Search the material for the word "populeux" and report each line where it turns up.

Collection entries
>> START

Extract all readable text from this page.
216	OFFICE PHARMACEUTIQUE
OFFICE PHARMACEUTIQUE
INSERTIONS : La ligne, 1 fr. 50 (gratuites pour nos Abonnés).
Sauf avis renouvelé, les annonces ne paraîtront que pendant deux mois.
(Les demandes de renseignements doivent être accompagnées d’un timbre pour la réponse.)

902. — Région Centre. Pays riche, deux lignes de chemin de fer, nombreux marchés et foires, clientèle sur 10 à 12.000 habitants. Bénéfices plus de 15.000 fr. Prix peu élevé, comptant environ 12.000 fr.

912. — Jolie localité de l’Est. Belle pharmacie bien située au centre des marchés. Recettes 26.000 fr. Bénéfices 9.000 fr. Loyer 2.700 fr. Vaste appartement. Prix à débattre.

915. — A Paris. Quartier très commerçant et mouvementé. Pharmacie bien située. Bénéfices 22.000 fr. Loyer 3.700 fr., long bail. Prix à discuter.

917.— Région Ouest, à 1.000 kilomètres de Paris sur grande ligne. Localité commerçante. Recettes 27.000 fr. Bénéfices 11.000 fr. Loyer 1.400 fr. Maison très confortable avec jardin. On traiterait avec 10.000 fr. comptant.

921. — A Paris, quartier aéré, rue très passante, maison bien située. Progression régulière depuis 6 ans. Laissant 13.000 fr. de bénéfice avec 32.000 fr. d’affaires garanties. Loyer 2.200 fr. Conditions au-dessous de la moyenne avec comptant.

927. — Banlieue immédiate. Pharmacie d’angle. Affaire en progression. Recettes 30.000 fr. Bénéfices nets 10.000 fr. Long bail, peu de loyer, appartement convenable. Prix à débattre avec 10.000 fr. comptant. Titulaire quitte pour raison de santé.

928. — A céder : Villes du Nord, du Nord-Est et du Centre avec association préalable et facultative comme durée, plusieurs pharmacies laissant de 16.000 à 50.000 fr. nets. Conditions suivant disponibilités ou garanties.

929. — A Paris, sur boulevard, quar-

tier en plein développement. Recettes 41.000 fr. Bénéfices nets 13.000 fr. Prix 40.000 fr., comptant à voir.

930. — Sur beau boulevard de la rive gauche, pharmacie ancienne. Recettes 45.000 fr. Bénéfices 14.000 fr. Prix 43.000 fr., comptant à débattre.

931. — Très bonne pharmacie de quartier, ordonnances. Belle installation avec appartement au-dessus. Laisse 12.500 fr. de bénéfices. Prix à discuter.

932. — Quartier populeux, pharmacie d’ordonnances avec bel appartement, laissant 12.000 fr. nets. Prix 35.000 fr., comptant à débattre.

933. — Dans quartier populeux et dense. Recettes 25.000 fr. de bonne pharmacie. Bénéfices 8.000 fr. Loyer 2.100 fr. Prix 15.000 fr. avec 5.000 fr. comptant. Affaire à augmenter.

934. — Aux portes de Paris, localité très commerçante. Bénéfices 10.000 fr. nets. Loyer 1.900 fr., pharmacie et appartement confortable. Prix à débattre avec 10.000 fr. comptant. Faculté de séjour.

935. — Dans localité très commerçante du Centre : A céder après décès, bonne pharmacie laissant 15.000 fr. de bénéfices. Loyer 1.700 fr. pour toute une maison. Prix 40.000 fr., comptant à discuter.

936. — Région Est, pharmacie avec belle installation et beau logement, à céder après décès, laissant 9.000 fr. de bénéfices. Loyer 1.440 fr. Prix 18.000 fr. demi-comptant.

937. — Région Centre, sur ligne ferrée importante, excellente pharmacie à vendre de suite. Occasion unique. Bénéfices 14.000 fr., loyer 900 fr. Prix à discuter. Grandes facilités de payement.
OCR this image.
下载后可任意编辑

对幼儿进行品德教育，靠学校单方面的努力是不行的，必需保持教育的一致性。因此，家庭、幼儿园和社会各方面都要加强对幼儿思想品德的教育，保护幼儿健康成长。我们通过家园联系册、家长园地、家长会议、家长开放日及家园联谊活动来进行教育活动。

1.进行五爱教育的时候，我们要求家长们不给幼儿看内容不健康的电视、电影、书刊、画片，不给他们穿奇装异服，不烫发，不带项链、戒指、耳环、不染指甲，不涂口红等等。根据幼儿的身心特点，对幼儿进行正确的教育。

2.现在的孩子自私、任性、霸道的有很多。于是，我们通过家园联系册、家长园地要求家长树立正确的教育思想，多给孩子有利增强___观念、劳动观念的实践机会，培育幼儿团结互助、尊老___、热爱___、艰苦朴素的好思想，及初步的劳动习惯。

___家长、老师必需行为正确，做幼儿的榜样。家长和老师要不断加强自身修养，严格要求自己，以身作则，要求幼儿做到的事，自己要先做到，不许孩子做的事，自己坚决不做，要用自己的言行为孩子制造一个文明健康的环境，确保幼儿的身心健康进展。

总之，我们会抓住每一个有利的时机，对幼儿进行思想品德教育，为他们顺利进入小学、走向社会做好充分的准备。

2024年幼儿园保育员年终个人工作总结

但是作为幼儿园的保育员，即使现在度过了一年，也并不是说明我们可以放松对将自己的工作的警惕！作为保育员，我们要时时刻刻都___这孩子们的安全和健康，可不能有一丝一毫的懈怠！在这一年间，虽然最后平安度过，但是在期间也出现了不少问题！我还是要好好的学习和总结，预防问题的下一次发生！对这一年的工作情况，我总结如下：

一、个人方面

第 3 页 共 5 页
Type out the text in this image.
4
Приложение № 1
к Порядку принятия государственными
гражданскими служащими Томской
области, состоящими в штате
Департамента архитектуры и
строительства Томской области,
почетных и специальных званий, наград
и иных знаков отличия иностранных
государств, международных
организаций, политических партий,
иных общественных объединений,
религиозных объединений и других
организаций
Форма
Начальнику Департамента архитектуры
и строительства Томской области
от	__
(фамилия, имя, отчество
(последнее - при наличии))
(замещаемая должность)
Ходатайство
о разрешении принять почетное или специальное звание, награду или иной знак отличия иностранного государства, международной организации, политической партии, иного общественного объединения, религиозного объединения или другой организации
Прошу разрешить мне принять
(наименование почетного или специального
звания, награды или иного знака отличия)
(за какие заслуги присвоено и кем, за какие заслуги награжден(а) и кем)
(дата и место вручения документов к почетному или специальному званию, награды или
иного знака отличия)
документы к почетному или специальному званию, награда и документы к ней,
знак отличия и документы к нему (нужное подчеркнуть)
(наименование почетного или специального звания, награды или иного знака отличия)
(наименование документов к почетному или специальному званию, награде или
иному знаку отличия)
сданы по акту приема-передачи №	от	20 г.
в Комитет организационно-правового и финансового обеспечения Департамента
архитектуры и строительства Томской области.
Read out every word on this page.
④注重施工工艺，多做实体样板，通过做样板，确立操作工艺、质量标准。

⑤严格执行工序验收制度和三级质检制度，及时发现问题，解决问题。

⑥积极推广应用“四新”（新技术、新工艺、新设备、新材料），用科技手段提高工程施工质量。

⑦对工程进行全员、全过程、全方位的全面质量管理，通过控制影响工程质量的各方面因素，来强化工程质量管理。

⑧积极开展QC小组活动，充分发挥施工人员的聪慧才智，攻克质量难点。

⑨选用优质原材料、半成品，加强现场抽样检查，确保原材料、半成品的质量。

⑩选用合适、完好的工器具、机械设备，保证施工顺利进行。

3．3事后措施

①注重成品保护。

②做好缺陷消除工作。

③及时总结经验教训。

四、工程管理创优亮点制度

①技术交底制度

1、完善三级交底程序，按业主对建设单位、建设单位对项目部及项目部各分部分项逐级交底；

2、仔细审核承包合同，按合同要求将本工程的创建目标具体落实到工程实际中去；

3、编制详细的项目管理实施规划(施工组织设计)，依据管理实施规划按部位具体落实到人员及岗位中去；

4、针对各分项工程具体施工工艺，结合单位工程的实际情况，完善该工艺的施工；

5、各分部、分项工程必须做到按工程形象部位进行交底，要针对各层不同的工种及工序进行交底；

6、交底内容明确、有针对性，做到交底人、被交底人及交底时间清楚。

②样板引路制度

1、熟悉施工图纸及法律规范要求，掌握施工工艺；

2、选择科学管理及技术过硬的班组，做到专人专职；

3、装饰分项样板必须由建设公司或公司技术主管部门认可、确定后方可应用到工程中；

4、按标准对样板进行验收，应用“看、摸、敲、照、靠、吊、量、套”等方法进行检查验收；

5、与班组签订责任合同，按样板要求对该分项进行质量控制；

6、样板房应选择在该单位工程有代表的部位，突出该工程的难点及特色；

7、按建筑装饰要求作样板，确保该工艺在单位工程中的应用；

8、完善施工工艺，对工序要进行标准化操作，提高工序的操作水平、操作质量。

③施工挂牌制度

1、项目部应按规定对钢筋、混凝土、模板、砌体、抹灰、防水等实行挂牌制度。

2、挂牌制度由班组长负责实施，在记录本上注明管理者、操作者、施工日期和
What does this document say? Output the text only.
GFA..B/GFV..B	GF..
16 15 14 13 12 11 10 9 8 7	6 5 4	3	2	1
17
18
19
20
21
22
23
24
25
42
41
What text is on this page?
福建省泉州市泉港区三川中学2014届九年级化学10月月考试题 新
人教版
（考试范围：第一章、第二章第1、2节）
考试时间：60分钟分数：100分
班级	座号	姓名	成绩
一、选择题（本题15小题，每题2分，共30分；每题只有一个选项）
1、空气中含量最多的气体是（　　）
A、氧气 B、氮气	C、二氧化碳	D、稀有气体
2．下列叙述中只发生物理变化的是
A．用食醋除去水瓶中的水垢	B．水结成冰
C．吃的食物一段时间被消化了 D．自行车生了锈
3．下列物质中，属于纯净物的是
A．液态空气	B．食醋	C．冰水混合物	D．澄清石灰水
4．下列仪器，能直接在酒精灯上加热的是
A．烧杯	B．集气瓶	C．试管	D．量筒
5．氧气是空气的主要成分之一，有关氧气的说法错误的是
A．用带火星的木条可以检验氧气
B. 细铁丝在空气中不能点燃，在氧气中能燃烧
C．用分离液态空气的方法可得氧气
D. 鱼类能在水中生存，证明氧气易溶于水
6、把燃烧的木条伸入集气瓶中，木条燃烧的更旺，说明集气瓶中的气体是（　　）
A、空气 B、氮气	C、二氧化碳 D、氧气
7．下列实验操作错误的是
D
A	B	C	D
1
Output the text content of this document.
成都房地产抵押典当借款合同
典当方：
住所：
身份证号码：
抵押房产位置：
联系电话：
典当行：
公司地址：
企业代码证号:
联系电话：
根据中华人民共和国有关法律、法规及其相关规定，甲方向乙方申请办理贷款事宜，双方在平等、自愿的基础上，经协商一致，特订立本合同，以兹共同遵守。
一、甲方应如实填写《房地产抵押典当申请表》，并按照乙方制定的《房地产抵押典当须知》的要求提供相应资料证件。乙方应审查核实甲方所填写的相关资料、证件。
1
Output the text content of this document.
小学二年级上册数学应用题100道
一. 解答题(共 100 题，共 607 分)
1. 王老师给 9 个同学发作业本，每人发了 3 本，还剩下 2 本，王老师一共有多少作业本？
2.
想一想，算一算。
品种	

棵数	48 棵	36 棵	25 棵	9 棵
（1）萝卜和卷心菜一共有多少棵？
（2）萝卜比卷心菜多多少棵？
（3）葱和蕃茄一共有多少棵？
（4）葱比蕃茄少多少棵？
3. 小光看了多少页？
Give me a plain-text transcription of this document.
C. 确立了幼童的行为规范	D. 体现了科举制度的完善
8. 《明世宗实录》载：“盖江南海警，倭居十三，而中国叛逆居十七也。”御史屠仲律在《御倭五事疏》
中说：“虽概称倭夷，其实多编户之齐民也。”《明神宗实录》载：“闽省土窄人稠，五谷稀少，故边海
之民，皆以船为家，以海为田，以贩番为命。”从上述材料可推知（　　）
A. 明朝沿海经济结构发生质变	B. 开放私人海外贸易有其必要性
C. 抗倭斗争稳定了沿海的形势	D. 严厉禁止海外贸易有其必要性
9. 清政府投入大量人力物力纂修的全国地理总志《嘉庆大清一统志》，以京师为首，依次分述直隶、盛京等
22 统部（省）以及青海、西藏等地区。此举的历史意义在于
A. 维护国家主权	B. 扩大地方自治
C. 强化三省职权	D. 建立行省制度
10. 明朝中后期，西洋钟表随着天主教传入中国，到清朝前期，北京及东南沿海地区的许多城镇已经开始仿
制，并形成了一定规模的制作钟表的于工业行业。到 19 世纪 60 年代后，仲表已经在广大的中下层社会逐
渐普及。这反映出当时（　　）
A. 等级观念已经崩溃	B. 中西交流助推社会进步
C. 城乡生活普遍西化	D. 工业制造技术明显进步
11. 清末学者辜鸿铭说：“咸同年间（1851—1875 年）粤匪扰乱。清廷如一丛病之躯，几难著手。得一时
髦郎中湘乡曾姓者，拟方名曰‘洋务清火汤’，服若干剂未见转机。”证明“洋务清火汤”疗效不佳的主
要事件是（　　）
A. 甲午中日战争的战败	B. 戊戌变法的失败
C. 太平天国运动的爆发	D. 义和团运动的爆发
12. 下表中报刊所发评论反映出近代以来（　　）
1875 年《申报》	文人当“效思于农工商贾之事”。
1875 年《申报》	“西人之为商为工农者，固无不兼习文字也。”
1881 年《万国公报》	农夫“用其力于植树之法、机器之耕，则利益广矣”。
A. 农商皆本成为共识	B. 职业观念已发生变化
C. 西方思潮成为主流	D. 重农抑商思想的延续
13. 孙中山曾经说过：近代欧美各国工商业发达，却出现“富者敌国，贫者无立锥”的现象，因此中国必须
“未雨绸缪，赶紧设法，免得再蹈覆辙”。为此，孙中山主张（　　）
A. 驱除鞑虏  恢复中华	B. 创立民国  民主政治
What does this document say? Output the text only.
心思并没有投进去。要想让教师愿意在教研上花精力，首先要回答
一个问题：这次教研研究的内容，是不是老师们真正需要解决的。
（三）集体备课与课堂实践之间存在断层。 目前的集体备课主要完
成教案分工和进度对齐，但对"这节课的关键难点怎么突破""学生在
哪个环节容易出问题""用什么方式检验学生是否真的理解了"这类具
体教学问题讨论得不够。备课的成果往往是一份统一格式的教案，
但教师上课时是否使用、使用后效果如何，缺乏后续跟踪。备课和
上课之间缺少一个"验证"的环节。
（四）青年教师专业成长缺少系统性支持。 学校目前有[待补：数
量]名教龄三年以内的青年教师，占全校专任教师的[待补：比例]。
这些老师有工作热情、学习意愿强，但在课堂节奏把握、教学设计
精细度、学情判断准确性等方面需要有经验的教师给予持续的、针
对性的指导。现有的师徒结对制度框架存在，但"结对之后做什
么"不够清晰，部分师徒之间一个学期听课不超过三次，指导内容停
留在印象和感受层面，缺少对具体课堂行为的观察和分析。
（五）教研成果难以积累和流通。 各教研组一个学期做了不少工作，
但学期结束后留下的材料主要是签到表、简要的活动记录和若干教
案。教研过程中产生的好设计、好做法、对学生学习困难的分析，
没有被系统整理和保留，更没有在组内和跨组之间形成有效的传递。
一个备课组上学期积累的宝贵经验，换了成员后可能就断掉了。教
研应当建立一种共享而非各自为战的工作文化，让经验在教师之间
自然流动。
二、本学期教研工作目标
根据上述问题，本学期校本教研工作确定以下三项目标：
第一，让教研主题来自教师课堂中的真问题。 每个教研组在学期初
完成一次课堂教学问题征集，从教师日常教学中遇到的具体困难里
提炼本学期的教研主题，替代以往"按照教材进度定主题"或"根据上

>> END

> EXERCISE OUTPUT
932. — Quartier populeux, pharmacie d’ordonnances avec bel appartement, laissant 12.000 fr. nets. Prix 35.000 fr., comptant à débattre.
933. — Dans quartier populeux et dense. Recettes 25.000 fr. de bonne pharmacie. Bénéfices 8.000 fr. Loyer 2.100 fr. Prix 15.000 fr. avec 5.000 fr. comptant. Affaire à augmenter.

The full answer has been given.